▶ _Exercise brief_
Nothing should be left out: output all of the entries exactly.

[begin Record list]

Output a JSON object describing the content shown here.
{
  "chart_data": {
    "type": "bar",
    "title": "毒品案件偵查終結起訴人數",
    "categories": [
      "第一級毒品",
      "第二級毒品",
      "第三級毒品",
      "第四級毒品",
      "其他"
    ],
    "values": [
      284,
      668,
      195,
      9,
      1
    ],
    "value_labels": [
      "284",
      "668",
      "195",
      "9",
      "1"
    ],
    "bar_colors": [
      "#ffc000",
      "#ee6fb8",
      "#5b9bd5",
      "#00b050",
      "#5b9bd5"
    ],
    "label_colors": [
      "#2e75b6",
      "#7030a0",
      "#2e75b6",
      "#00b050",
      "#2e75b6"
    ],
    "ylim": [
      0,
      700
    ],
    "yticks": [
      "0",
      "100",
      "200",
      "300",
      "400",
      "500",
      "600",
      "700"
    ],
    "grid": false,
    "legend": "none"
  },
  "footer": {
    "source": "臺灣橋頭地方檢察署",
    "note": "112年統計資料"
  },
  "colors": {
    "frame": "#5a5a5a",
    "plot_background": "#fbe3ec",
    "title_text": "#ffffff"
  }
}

[end Record list]

▶ _Answer in full_
Output a JSON object describing the content shown here.
{
  "chart_data": {
    "type": "bar",
    "title": "毒品案件偵查終結起訴人數",
    "categories": [
      "第一級毒品",
      "第二級毒品",
      "第三級毒品",
      "第四級毒品",
      "其他"
    ],
    "values": [
      284,
      668,
      195,
      9,
      1
    ],
    "value_labels": [
      "284",
      "668",
      "195",
      "9",
      "1"
    ],
    "bar_colors": [
      "#ffc000",
      "#ee6fb8",
      "#5b9bd5",
      "#00b050",
      "#5b9bd5"
    ],
    "label_colors": [
      "#2e75b6",
      "#7030a0",
      "#2e75b6",
      "#00b050",
      "#2e75b6"
    ],
    "ylim": [
      0,
      700
    ],
    "yticks": [
      "0",
      "100",
      "200",
      "300",
      "400",
      "500",
      "600",
      "700"
    ],
    "grid": false,
    "legend": "none"
  },
  "footer": {
    "source": "臺灣橋頭地方檢察署",
    "note": "112年統計資料"
  },
  "colors": {
    "frame": "#5a5a5a",
    "plot_background": "#fbe3ec",
    "title_text": "#ffffff"
  }
}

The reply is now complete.